_PROBLEM DETAILS_. Below is a listing to write out in full, exactly as given, without its pictures.

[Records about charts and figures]
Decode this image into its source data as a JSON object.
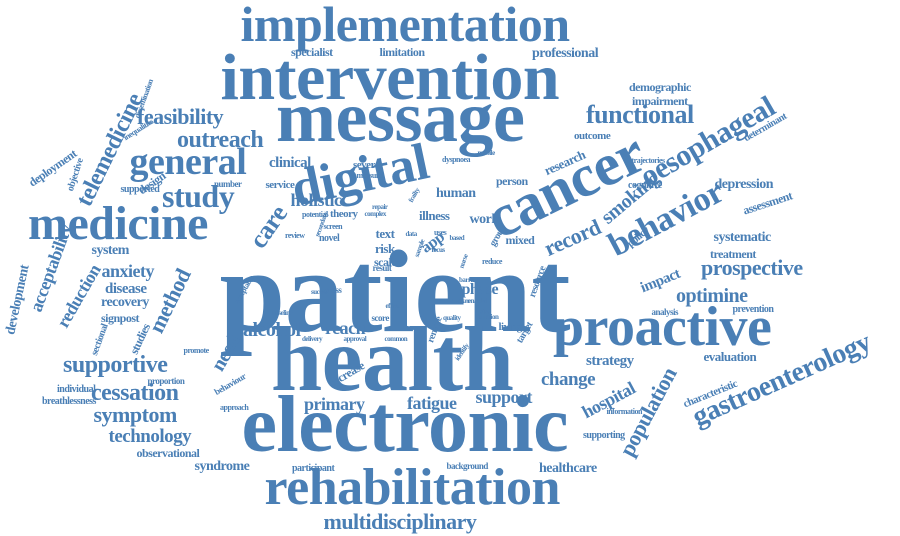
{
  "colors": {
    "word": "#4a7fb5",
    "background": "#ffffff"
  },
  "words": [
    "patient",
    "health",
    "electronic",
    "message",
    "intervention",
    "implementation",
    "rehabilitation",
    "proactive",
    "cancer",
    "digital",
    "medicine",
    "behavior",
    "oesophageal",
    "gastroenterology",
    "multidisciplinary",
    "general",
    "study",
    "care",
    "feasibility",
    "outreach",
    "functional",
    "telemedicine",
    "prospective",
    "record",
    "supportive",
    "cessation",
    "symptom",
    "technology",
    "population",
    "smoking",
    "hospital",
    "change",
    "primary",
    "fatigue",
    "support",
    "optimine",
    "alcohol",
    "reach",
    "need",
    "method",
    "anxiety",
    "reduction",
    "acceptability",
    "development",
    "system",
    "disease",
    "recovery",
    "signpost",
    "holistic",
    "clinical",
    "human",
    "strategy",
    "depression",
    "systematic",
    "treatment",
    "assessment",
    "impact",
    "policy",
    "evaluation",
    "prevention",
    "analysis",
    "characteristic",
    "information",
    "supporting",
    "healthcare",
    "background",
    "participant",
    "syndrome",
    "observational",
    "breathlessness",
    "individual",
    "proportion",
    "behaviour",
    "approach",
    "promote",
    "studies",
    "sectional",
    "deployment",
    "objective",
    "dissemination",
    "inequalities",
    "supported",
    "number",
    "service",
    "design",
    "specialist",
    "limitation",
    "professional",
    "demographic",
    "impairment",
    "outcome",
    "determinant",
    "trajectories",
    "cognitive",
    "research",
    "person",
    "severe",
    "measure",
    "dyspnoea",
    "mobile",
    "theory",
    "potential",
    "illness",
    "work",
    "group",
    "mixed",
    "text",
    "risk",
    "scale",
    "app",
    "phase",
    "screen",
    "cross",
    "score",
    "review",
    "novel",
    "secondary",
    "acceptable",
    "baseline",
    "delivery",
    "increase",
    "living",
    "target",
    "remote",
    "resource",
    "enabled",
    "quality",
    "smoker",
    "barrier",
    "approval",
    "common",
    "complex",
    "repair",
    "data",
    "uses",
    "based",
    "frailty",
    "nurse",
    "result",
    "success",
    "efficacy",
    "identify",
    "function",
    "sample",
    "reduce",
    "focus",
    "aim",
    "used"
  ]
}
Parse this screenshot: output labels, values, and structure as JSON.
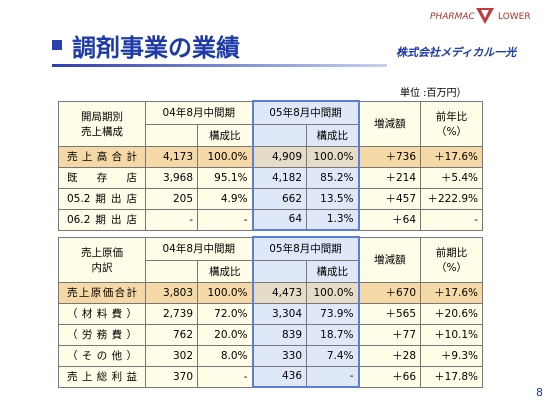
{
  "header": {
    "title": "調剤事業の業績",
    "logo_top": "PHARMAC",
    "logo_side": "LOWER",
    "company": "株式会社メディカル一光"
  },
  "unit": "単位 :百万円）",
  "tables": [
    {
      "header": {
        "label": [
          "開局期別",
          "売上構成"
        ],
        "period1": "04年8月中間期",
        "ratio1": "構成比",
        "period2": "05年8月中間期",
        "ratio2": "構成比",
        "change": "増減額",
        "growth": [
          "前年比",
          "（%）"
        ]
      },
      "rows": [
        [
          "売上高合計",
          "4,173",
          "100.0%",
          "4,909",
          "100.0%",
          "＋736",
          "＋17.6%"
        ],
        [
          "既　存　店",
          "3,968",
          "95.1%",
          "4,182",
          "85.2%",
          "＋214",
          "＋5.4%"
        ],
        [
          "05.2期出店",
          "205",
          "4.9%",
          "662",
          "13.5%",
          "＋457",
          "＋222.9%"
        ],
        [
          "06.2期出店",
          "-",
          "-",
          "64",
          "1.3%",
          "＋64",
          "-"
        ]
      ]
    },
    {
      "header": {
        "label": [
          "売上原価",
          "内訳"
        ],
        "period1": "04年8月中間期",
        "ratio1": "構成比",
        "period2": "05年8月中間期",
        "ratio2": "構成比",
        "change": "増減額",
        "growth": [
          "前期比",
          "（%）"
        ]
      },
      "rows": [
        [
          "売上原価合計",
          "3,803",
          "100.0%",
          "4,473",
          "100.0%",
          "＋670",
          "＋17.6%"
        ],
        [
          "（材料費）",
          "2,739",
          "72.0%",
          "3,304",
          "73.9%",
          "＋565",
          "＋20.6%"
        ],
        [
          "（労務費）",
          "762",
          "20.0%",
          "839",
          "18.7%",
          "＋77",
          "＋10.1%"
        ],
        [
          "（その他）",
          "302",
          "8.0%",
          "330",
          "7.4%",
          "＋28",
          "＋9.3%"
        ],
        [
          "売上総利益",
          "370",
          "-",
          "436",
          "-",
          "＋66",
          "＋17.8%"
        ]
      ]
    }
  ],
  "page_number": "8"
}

_COMPLETED TASK_.
Decode this image into its source data as a JSON object.
{
  "colors": {
    "word": "#4a7fb5",
    "background": "#ffffff"
  },
  "words": [
    "patient",
    "health",
    "electronic",
    "message",
    "intervention",
    "implementation",
    "rehabilitation",
    "proactive",
    "cancer",
    "digital",
    "medicine",
    "behavior",
    "oesophageal",
    "gastroenterology",
    "multidisciplinary",
    "general",
    "study",
    "care",
    "feasibility",
    "outreach",
    "functional",
    "telemedicine",
    "prospective",
    "record",
    "supportive",
    "cessation",
    "symptom",
    "technology",
    "population",
    "smoking",
    "hospital",
    "change",
    "primary",
    "fatigue",
    "support",
    "optimine",
    "alcohol",
    "reach",
    "need",
    "method",
    "anxiety",
    "reduction",
    "acceptability",
    "development",
    "system",
    "disease",
    "recovery",
    "signpost",
    "holistic",
    "clinical",
    "human",
    "strategy",
    "depression",
    "systematic",
    "treatment",
    "assessment",
    "impact",
    "policy",
    "evaluation",
    "prevention",
    "analysis",
    "characteristic",
    "information",
    "supporting",
    "healthcare",
    "background",
    "participant",
    "syndrome",
    "observational",
    "breathlessness",
    "individual",
    "proportion",
    "behaviour",
    "approach",
    "promote",
    "studies",
    "sectional",
    "deployment",
    "objective",
    "dissemination",
    "inequalities",
    "supported",
    "number",
    "service",
    "design",
    "specialist",
    "limitation",
    "professional",
    "demographic",
    "impairment",
    "outcome",
    "determinant",
    "trajectories",
    "cognitive",
    "research",
    "person",
    "severe",
    "measure",
    "dyspnoea",
    "mobile",
    "theory",
    "potential",
    "illness",
    "work",
    "group",
    "mixed",
    "text",
    "risk",
    "scale",
    "app",
    "phase",
    "screen",
    "cross",
    "score",
    "review",
    "novel",
    "secondary",
    "acceptable",
    "baseline",
    "delivery",
    "increase",
    "living",
    "target",
    "remote",
    "resource",
    "enabled",
    "quality",
    "smoker",
    "barrier",
    "approval",
    "common",
    "complex",
    "repair",
    "data",
    "uses",
    "based",
    "frailty",
    "nurse",
    "result",
    "success",
    "efficacy",
    "identify",
    "function",
    "sample",
    "reduce",
    "focus",
    "aim",
    "used"
  ]
}
Parse this screenshot: output labels, values, and structure as JSON.
{
  "header": {
    "title": "調剤事業の業績",
    "logo_top": "PHARMAC",
    "logo_side": "LOWER",
    "company": "株式会社メディカル一光"
  },
  "unit": "単位 :百万円）",
  "tables": [
    {
      "header": {
        "label": [
          "開局期別",
          "売上構成"
        ],
        "period1": "04年8月中間期",
        "ratio1": "構成比",
        "period2": "05年8月中間期",
        "ratio2": "構成比",
        "change": "増減額",
        "growth": [
          "前年比",
          "（%）"
        ]
      },
      "rows": [
        [
          "売上高合計",
          "4,173",
          "100.0%",
          "4,909",
          "100.0%",
          "＋736",
          "＋17.6%"
        ],
        [
          "既　存　店",
          "3,968",
          "95.1%",
          "4,182",
          "85.2%",
          "＋214",
          "＋5.4%"
        ],
        [
          "05.2期出店",
          "205",
          "4.9%",
          "662",
          "13.5%",
          "＋457",
          "＋222.9%"
        ],
        [
          "06.2期出店",
          "-",
          "-",
          "64",
          "1.3%",
          "＋64",
          "-"
        ]
      ]
    },
    {
      "header": {
        "label": [
          "売上原価",
          "内訳"
        ],
        "period1": "04年8月中間期",
        "ratio1": "構成比",
        "period2": "05年8月中間期",
        "ratio2": "構成比",
        "change": "増減額",
        "growth": [
          "前期比",
          "（%）"
        ]
      },
      "rows": [
        [
          "売上原価合計",
          "3,803",
          "100.0%",
          "4,473",
          "100.0%",
          "＋670",
          "＋17.6%"
        ],
        [
          "（材料費）",
          "2,739",
          "72.0%",
          "3,304",
          "73.9%",
          "＋565",
          "＋20.6%"
        ],
        [
          "（労務費）",
          "762",
          "20.0%",
          "839",
          "18.7%",
          "＋77",
          "＋10.1%"
        ],
        [
          "（その他）",
          "302",
          "8.0%",
          "330",
          "7.4%",
          "＋28",
          "＋9.3%"
        ],
        [
          "売上総利益",
          "370",
          "-",
          "436",
          "-",
          "＋66",
          "＋17.8%"
        ]
      ]
    }
  ],
  "page_number": "8"
}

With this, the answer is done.